Log in

No account? Create an account
Recent Entries Friends Archive Profile Tags My wildlife photography
So, on Monday evening, I went out rabbiteering, as I try to do at least once or twice a week, providing it's not completely overcast. Yesterday was one of those squirrelly evenings, where I couldn't be sure what it was going to be like, and the forecasters were similarly unable to come to any conclusion - the clouds were plentiful, but scattered, making for an evening that wasn't dull, but not sunny either. =:/

With sunsets drawing in, I headed out a bit earlier than I've done recently, as my current prime spot sinks into the shadow of the field's owners' house around 7.10pm at the moment, with the sun vanishing behind the treeline about an hour later.

ENTRIES SUPPLIED:
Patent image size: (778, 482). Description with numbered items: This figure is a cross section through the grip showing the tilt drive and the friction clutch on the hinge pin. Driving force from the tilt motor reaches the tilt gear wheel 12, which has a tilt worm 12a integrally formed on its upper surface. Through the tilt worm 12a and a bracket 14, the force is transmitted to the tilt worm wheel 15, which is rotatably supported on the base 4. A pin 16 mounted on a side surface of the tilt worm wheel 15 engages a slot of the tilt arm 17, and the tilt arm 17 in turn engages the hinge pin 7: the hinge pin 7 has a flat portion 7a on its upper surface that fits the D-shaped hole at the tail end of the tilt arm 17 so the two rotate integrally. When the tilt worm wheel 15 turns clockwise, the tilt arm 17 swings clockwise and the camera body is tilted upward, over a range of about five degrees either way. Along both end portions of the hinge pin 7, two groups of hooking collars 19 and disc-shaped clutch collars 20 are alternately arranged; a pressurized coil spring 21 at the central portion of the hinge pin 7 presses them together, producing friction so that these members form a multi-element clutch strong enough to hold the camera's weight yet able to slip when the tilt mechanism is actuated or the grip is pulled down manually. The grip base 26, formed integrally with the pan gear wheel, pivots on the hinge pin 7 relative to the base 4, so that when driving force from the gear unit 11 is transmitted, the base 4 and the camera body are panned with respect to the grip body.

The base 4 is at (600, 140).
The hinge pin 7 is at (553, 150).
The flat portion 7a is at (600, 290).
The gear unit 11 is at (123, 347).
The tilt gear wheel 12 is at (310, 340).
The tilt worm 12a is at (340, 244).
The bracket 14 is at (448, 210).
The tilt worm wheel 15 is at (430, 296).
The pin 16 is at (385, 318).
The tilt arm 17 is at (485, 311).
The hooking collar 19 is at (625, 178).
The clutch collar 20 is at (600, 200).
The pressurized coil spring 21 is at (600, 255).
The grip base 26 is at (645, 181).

WORK ORDER: Summarize the blog post about an evening of rabbiteering in two sentences. The listing plays no part in this exercise.

FINISHED TASK: On Monday evening the writer went out rabbiteering, as they try to do once or twice a week unless it is completely overcast, on an evening of plentiful but scattered clouds that was neither dull nor sunny. With sunsets drawing in, they set out earlier than they have recently, because their current prime spot falls into the shadow of the field owners' house around 7:10 p.m. and the sun vanishes behind the treeline about an hour later.